• Dataset records:
______
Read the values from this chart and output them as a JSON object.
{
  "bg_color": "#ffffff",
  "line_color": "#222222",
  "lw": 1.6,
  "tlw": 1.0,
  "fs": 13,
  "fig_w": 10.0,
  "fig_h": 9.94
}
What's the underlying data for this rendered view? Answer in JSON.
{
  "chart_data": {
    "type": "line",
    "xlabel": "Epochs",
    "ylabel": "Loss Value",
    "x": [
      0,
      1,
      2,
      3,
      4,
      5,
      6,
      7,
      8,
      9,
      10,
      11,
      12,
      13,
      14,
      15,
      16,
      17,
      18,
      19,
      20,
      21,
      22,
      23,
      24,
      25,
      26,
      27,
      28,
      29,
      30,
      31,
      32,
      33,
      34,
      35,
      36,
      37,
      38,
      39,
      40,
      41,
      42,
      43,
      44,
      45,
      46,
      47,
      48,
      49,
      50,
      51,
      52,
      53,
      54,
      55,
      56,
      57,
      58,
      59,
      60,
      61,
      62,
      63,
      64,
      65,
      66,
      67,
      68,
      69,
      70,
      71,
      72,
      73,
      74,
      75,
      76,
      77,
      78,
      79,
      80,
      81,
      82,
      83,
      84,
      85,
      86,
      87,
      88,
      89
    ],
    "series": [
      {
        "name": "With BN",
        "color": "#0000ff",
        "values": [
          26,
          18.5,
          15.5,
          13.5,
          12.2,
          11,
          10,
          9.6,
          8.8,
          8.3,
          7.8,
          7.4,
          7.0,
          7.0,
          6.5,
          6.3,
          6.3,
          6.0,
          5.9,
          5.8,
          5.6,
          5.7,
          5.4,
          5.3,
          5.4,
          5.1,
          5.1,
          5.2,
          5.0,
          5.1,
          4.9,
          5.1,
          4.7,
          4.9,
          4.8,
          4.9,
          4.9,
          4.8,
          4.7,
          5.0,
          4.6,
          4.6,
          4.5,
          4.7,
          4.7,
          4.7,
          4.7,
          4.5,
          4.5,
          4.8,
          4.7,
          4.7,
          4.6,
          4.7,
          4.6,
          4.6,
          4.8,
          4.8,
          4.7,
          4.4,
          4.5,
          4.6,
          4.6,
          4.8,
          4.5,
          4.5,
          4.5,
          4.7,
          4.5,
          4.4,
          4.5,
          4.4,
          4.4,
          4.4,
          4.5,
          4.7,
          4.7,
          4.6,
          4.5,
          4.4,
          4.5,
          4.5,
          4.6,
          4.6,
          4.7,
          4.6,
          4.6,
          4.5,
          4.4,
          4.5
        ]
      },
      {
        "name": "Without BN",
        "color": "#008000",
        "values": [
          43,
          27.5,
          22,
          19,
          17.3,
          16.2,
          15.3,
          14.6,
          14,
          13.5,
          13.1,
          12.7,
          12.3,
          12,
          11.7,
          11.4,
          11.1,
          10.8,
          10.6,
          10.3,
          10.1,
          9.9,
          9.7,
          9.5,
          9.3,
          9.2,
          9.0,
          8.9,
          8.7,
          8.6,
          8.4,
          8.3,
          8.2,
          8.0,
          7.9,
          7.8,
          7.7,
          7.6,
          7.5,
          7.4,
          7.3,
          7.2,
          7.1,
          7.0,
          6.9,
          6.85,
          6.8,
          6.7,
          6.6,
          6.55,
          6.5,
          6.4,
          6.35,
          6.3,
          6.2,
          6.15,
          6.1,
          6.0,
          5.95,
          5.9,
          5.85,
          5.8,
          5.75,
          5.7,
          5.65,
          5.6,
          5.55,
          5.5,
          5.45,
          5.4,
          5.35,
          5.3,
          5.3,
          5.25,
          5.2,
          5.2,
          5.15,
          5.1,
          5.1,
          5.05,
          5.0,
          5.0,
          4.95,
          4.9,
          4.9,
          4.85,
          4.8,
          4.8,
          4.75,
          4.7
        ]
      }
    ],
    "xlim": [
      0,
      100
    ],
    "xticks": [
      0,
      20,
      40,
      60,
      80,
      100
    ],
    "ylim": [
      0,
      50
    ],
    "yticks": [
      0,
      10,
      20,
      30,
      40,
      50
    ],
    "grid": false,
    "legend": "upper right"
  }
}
______
• Your task: Find every line in the records that contains the word "JSON"; copy those lines.

• Output:
Read the values from this chart and output them as a JSON object.
What's the underlying data for this rendered view? Answer in JSON.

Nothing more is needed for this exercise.